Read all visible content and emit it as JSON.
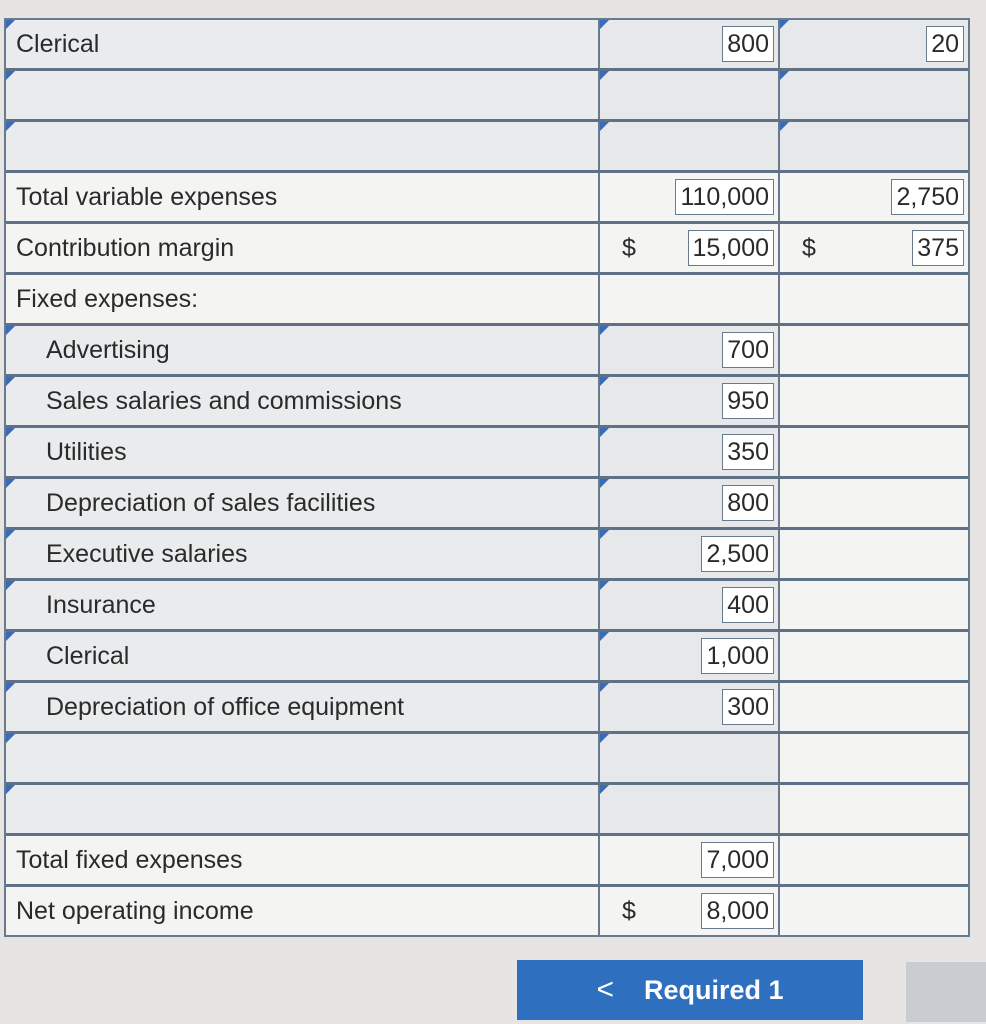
{
  "colors": {
    "accent": "#2f6fc0",
    "grid": "#6a7a8e",
    "flag": "#3a6bb8"
  },
  "rows": [
    {
      "label": "Clerical",
      "col1": "800",
      "col2": "20",
      "indent": false,
      "input": true
    },
    {
      "label": "",
      "col1": "",
      "col2": "",
      "indent": false,
      "input": true
    },
    {
      "label": "",
      "col1": "",
      "col2": "",
      "indent": false,
      "input": true
    },
    {
      "label": "Total variable expenses",
      "col1": "110,000",
      "col2": "2,750",
      "indent": false,
      "input": false
    },
    {
      "label": "Contribution margin",
      "dollar1": "$",
      "col1": "15,000",
      "dollar2": "$",
      "col2": "375",
      "indent": false,
      "input": false
    },
    {
      "label": "Fixed expenses:",
      "col1": "",
      "col2": "",
      "indent": false,
      "input": false
    },
    {
      "label": "Advertising",
      "col1": "700",
      "col2": "",
      "indent": true,
      "input": true
    },
    {
      "label": "Sales salaries and commissions",
      "col1": "950",
      "col2": "",
      "indent": true,
      "input": true
    },
    {
      "label": "Utilities",
      "col1": "350",
      "col2": "",
      "indent": true,
      "input": true
    },
    {
      "label": "Depreciation of sales facilities",
      "col1": "800",
      "col2": "",
      "indent": true,
      "input": true
    },
    {
      "label": "Executive salaries",
      "col1": "2,500",
      "col2": "",
      "indent": true,
      "input": true
    },
    {
      "label": "Insurance",
      "col1": "400",
      "col2": "",
      "indent": true,
      "input": true
    },
    {
      "label": "Clerical",
      "col1": "1,000",
      "col2": "",
      "indent": true,
      "input": true
    },
    {
      "label": "Depreciation of office equipment",
      "col1": "300",
      "col2": "",
      "indent": true,
      "input": true
    },
    {
      "label": "",
      "col1": "",
      "col2": "",
      "indent": false,
      "input": true
    },
    {
      "label": "",
      "col1": "",
      "col2": "",
      "indent": false,
      "input": true
    },
    {
      "label": "Total fixed expenses",
      "col1": "7,000",
      "col2": "",
      "indent": false,
      "input": false
    },
    {
      "label": "Net operating income",
      "dollar1": "$",
      "col1": "8,000",
      "col2": "",
      "indent": false,
      "input": false
    }
  ],
  "nav": {
    "prev_icon": "chevron-left-icon",
    "prev_glyph": "<",
    "label": "Required 1"
  }
}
────────────────
▶ Work instructions: Reproduce the material in full, word for word, and omit the pictures.

▶ Full answer:
Read all visible content and emit it as JSON.
{
  "colors": {
    "accent": "#2f6fc0",
    "grid": "#6a7a8e",
    "flag": "#3a6bb8"
  },
  "rows": [
    {
      "label": "Clerical",
      "col1": "800",
      "col2": "20",
      "indent": false,
      "input": true
    },
    {
      "label": "",
      "col1": "",
      "col2": "",
      "indent": false,
      "input": true
    },
    {
      "label": "",
      "col1": "",
      "col2": "",
      "indent": false,
      "input": true
    },
    {
      "label": "Total variable expenses",
      "col1": "110,000",
      "col2": "2,750",
      "indent": false,
      "input": false
    },
    {
      "label": "Contribution margin",
      "dollar1": "$",
      "col1": "15,000",
      "dollar2": "$",
      "col2": "375",
      "indent": false,
      "input": false
    },
    {
      "label": "Fixed expenses:",
      "col1": "",
      "col2": "",
      "indent": false,
      "input": false
    },
    {
      "label": "Advertising",
      "col1": "700",
      "col2": "",
      "indent": true,
      "input": true
    },
    {
      "label": "Sales salaries and commissions",
      "col1": "950",
      "col2": "",
      "indent": true,
      "input": true
    },
    {
      "label": "Utilities",
      "col1": "350",
      "col2": "",
      "indent": true,
      "input": true
    },
    {
      "label": "Depreciation of sales facilities",
      "col1": "800",
      "col2": "",
      "indent": true,
      "input": true
    },
    {
      "label": "Executive salaries",
      "col1": "2,500",
      "col2": "",
      "indent": true,
      "input": true
    },
    {
      "label": "Insurance",
      "col1": "400",
      "col2": "",
      "indent": true,
      "input": true
    },
    {
      "label": "Clerical",
      "col1": "1,000",
      "col2": "",
      "indent": true,
      "input": true
    },
    {
      "label": "Depreciation of office equipment",
      "col1": "300",
      "col2": "",
      "indent": true,
      "input": true
    },
    {
      "label": "",
      "col1": "",
      "col2": "",
      "indent": false,
      "input": true
    },
    {
      "label": "",
      "col1": "",
      "col2": "",
      "indent": false,
      "input": true
    },
    {
      "label": "Total fixed expenses",
      "col1": "7,000",
      "col2": "",
      "indent": false,
      "input": false
    },
    {
      "label": "Net operating income",
      "dollar1": "$",
      "col1": "8,000",
      "col2": "",
      "indent": false,
      "input": false
    }
  ],
  "nav": {
    "prev_icon": "chevron-left-icon",
    "prev_glyph": "<",
    "label": "Required 1"
  }
}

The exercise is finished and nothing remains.